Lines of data

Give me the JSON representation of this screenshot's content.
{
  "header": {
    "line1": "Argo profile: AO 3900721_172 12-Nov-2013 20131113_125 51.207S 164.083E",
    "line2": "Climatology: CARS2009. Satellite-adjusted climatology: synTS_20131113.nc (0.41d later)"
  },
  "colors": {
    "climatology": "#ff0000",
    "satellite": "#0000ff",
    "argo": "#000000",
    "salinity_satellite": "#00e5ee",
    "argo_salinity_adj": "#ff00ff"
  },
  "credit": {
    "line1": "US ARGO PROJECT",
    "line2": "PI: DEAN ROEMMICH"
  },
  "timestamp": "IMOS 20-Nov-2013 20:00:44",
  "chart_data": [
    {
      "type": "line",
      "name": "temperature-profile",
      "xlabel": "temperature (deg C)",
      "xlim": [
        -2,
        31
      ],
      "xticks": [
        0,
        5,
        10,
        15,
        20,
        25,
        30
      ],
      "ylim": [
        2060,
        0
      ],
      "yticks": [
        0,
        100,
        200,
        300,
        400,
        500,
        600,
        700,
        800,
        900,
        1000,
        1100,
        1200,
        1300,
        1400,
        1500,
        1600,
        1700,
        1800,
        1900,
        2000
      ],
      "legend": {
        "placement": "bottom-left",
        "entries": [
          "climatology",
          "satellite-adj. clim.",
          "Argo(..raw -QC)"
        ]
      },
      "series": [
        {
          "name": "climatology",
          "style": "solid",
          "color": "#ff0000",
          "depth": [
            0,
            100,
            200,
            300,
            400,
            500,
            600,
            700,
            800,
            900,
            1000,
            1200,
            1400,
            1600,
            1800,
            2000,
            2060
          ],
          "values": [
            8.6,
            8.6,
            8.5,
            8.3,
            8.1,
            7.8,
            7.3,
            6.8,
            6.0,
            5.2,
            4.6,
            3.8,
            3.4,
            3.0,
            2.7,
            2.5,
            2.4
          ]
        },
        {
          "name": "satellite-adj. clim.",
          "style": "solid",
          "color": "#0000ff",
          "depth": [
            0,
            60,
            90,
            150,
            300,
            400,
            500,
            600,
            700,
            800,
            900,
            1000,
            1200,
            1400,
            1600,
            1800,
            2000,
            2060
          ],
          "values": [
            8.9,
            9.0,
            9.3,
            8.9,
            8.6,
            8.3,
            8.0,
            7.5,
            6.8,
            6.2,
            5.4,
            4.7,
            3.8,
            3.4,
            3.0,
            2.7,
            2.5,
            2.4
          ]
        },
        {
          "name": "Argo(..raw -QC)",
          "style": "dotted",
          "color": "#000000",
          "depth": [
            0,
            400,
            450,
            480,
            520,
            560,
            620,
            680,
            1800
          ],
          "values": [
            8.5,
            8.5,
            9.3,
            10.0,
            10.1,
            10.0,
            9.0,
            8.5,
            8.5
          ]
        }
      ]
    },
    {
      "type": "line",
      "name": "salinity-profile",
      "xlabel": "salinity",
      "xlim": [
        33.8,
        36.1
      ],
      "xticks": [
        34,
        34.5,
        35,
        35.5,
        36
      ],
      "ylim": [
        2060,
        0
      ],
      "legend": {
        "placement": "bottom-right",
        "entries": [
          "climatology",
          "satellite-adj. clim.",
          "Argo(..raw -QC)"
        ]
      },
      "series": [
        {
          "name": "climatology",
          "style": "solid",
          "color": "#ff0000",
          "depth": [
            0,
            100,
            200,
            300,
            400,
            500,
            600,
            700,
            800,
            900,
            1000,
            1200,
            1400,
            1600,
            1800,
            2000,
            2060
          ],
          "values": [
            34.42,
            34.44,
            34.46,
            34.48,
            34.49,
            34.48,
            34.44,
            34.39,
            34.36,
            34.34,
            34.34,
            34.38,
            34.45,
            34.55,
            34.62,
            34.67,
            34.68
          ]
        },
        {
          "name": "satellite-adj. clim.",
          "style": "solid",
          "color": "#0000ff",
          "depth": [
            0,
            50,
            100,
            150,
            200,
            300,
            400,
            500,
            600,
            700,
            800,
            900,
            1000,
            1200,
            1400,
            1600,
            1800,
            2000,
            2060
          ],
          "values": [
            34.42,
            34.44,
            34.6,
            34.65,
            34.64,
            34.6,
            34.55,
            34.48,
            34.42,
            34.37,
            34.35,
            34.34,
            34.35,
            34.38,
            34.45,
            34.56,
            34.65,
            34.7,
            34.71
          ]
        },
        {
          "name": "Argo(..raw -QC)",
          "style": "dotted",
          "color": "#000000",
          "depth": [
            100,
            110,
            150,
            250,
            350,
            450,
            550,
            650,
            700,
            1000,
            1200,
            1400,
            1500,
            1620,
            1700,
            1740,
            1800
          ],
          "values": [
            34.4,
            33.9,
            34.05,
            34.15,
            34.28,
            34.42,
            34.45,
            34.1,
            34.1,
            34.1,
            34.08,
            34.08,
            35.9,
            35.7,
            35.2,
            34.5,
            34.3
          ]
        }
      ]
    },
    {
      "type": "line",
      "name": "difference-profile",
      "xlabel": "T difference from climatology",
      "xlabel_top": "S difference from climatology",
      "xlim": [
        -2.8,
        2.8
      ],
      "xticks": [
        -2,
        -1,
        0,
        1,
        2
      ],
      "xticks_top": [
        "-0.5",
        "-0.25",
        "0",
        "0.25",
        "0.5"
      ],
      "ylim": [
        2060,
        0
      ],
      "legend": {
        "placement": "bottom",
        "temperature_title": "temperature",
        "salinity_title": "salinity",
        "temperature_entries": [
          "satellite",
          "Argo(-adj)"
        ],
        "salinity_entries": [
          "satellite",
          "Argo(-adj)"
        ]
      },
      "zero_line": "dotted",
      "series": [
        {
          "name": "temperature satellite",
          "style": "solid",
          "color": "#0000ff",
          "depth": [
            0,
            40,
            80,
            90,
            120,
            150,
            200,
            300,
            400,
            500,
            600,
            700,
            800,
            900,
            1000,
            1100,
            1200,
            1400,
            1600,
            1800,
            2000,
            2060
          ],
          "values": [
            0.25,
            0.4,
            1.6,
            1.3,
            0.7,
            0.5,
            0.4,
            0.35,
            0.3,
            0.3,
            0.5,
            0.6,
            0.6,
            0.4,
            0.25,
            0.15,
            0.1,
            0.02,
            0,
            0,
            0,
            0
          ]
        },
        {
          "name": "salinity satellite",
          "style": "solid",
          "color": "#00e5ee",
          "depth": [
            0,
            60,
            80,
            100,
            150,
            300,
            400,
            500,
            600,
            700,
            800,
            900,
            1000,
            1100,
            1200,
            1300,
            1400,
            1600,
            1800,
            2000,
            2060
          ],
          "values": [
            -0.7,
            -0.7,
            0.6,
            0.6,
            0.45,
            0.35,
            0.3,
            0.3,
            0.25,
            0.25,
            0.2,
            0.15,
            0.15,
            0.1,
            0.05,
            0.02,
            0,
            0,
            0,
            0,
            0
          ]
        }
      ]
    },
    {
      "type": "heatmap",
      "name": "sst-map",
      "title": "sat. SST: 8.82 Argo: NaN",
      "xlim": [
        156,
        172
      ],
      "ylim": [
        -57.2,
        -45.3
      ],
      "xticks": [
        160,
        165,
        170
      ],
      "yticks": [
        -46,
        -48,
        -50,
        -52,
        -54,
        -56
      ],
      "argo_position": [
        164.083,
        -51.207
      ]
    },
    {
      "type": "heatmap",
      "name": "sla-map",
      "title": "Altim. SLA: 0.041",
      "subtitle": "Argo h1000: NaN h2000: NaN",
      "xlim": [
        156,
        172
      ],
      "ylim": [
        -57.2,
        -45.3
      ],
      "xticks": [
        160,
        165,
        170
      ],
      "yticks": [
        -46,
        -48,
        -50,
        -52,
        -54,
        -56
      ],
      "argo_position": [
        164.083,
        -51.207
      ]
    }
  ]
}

• Problem requirements: Provide the count, and nothing else, of lines in the data above where the word "placement" occurs.

• In response: 3